■ **Work to complete**:
Your answer is a single number: the count of lines that contain the string "this".
━━━━━ Data for the task ━━━━━
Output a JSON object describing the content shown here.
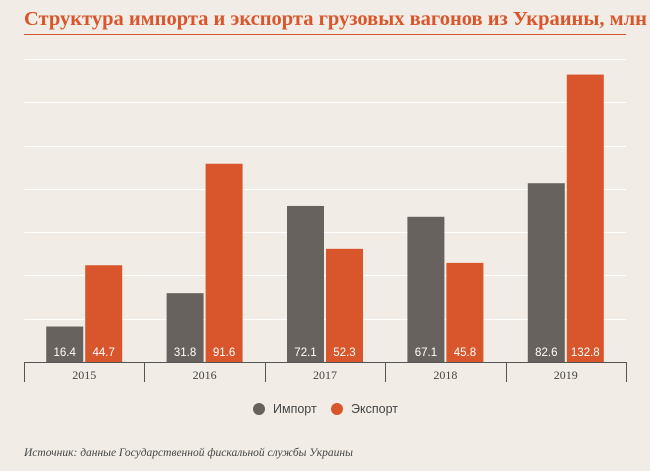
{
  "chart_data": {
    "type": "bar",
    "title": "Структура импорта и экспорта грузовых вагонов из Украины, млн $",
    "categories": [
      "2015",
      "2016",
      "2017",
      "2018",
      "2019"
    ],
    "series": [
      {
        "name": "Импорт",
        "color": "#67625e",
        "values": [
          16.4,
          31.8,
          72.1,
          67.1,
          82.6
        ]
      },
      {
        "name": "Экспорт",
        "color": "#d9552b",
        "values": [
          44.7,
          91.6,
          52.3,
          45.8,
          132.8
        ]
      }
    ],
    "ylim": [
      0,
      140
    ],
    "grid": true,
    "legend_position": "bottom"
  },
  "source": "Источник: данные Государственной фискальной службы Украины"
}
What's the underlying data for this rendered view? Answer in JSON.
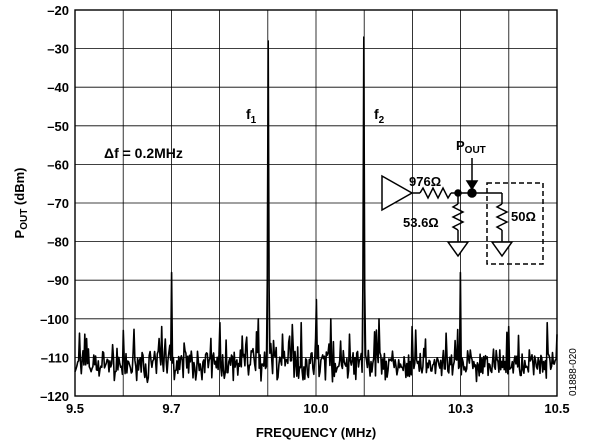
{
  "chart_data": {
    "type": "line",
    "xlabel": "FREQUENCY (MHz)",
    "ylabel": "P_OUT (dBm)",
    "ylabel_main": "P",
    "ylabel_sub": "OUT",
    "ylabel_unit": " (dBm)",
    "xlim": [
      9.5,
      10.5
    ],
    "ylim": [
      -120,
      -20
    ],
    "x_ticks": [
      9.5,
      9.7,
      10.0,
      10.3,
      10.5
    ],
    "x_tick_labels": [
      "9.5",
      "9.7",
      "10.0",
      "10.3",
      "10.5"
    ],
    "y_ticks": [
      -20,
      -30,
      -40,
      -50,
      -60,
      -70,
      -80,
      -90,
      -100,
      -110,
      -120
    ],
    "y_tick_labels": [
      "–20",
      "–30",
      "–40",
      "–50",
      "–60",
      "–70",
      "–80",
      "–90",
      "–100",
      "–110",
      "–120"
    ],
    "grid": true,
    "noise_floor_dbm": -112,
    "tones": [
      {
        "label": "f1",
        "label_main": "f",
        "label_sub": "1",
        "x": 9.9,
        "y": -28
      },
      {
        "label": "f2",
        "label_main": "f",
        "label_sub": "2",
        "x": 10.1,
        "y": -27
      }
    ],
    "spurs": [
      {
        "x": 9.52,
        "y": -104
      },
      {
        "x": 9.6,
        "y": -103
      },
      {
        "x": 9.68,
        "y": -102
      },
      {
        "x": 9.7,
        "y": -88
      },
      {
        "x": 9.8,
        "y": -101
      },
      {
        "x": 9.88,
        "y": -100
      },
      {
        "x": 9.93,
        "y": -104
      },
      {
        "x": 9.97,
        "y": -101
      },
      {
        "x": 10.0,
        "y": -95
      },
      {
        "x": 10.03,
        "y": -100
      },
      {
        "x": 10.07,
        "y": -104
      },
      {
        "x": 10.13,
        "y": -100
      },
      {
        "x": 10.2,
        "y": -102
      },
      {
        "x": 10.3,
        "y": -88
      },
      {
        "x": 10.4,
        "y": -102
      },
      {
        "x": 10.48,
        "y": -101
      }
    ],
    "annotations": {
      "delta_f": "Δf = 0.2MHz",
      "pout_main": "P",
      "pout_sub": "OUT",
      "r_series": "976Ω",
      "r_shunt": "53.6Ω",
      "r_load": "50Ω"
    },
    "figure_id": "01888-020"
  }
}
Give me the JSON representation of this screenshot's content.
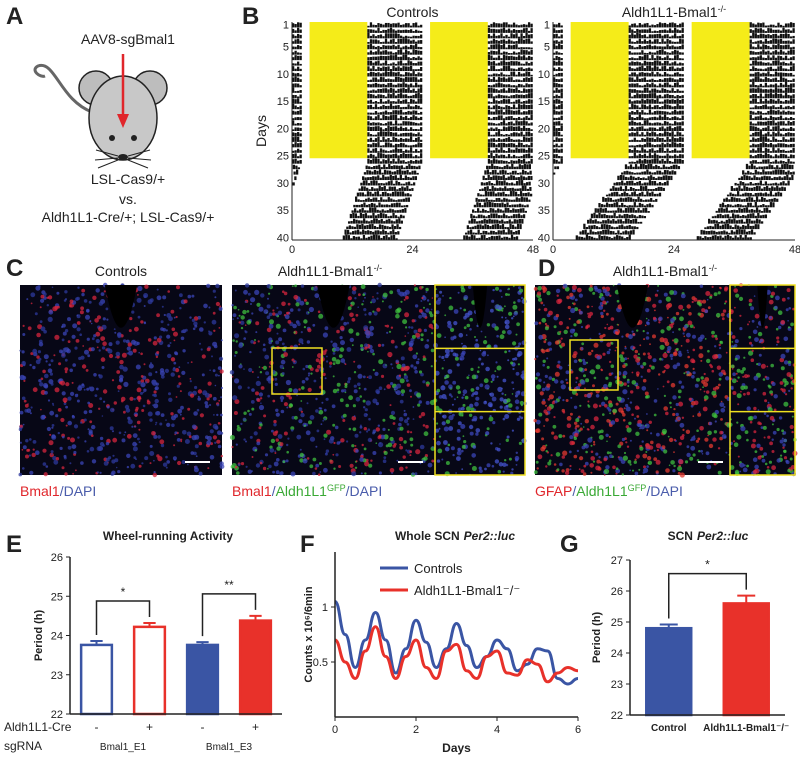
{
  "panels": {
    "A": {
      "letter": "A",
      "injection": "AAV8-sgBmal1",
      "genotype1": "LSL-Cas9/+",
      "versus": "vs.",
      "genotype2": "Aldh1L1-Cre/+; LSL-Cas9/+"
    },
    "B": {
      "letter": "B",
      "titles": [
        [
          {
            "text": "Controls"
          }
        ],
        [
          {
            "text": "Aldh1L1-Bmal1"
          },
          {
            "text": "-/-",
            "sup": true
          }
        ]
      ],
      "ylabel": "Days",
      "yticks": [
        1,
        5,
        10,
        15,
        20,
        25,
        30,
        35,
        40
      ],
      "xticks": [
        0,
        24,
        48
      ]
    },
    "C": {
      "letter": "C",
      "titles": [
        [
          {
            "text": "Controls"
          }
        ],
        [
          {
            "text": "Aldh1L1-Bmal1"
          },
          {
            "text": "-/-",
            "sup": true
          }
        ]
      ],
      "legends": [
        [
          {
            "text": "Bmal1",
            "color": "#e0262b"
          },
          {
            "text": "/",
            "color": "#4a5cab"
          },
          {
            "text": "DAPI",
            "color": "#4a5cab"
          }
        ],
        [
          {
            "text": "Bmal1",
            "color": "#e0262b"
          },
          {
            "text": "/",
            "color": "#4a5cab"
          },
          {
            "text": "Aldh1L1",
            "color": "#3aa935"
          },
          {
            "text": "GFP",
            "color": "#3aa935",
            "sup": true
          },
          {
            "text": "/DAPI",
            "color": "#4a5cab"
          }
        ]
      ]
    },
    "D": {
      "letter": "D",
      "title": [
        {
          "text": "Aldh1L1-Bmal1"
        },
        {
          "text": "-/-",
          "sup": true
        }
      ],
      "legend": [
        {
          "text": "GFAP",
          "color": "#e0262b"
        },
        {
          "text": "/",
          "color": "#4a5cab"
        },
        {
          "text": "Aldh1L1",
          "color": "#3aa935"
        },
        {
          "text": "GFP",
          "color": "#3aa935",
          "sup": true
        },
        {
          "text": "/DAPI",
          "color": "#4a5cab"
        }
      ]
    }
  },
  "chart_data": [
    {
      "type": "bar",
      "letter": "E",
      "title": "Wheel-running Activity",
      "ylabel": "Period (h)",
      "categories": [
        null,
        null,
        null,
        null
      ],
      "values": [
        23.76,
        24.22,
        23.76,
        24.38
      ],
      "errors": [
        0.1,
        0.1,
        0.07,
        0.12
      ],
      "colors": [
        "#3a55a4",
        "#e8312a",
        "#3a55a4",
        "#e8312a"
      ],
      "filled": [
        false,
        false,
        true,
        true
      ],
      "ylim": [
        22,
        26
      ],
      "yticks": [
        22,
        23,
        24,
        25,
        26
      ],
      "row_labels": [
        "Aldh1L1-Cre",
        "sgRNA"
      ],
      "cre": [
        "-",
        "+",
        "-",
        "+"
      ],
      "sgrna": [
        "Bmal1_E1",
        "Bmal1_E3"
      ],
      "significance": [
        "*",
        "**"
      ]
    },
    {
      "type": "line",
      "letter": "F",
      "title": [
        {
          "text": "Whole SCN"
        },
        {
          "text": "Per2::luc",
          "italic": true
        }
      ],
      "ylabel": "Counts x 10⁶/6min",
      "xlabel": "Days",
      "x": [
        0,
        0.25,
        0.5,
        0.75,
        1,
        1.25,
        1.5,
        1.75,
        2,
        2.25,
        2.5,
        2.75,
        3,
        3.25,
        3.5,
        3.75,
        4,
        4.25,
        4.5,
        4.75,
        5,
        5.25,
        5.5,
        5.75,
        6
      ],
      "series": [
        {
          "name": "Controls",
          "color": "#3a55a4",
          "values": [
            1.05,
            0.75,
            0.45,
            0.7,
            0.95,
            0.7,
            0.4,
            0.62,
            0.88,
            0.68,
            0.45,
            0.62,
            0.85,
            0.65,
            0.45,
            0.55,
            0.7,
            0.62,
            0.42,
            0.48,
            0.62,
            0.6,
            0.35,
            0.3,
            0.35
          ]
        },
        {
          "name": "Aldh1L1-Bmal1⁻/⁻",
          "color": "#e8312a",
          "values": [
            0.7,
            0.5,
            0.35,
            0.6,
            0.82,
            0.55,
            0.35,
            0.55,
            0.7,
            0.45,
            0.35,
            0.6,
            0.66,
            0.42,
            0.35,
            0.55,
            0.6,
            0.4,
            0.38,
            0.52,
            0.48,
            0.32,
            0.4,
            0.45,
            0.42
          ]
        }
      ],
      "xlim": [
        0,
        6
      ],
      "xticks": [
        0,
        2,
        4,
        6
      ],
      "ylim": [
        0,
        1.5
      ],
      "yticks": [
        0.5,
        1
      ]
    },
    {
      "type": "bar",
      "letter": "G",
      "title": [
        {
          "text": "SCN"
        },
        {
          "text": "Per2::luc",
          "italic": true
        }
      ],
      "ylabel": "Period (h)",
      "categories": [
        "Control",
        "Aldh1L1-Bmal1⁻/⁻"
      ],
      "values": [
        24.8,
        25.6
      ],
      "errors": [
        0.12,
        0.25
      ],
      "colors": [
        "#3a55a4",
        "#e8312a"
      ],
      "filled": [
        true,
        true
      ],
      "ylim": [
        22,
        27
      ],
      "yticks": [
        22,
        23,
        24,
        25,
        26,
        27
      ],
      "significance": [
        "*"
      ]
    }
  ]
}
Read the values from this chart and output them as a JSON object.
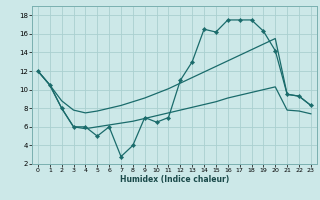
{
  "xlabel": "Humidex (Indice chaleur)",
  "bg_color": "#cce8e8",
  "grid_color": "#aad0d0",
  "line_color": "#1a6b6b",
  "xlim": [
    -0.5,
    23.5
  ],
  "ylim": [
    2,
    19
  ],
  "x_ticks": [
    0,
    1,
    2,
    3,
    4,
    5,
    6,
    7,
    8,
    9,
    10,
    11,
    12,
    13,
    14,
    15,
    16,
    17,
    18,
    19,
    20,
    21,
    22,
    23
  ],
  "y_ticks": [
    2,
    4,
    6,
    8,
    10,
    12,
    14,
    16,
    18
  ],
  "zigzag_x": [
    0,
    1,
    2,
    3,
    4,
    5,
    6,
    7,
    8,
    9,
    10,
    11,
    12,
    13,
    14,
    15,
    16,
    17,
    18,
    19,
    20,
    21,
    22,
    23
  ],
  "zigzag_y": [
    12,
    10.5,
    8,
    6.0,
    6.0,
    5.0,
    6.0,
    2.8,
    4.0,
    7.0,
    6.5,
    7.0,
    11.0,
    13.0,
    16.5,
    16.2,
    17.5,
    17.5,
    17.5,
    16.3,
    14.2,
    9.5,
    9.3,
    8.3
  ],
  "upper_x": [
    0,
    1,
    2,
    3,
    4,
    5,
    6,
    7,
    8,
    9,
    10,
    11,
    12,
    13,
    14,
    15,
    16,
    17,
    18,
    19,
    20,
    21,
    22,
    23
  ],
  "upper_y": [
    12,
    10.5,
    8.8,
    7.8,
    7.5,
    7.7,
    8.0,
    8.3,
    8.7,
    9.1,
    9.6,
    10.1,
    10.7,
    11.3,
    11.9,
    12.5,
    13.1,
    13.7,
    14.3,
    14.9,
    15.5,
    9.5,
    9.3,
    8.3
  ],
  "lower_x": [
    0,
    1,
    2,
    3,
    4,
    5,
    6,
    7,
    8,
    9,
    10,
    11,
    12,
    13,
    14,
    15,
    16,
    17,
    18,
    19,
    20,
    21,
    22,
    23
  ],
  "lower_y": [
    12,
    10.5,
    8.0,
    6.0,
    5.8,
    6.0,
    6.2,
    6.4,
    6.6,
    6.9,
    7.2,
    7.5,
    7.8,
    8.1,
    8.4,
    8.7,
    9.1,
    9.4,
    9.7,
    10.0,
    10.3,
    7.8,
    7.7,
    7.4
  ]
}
━━━━━
■ **Final result**:
3